What the task requires.
Locate the lines that hold the string "applicants". Copy every such line.

[Data entries]
+ + +
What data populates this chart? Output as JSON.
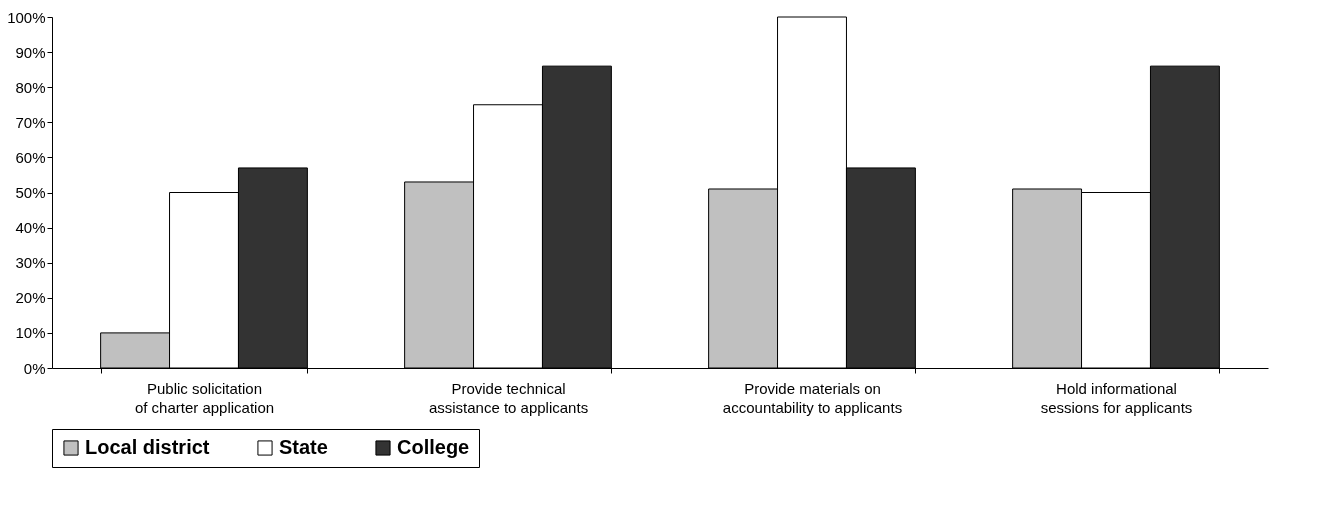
{
  "chart_data": {
    "type": "bar",
    "categories": [
      "Public solicitation of charter application",
      "Provide technical assistance to applicants",
      "Provide materials on accountability to applicants",
      "Hold informational sessions for applicants"
    ],
    "series": [
      {
        "name": "Local district",
        "color": "#c0c0c0",
        "values": [
          10,
          53,
          51,
          51
        ]
      },
      {
        "name": "State",
        "color": "#ffffff",
        "values": [
          50,
          75,
          100,
          50
        ]
      },
      {
        "name": "College",
        "color": "#333333",
        "values": [
          57,
          86,
          57,
          86
        ]
      }
    ],
    "ylim": [
      0,
      100
    ],
    "yticks": [
      {
        "value": 0,
        "label": "0%"
      },
      {
        "value": 10,
        "label": "10%"
      },
      {
        "value": 20,
        "label": "20%"
      },
      {
        "value": 30,
        "label": "30%"
      },
      {
        "value": 40,
        "label": "40%"
      },
      {
        "value": 50,
        "label": "50%"
      },
      {
        "value": 60,
        "label": "60%"
      },
      {
        "value": 70,
        "label": "70%"
      },
      {
        "value": 80,
        "label": "80%"
      },
      {
        "value": 90,
        "label": "90%"
      },
      {
        "value": 100,
        "label": "100%"
      }
    ],
    "grid": false,
    "legend": "bottom"
  }
}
+ + +
Exercise output.
      "Provide technical assistance to applicants",
      "Provide materials on accountability to applicants",
      "Hold informational sessions for applicants"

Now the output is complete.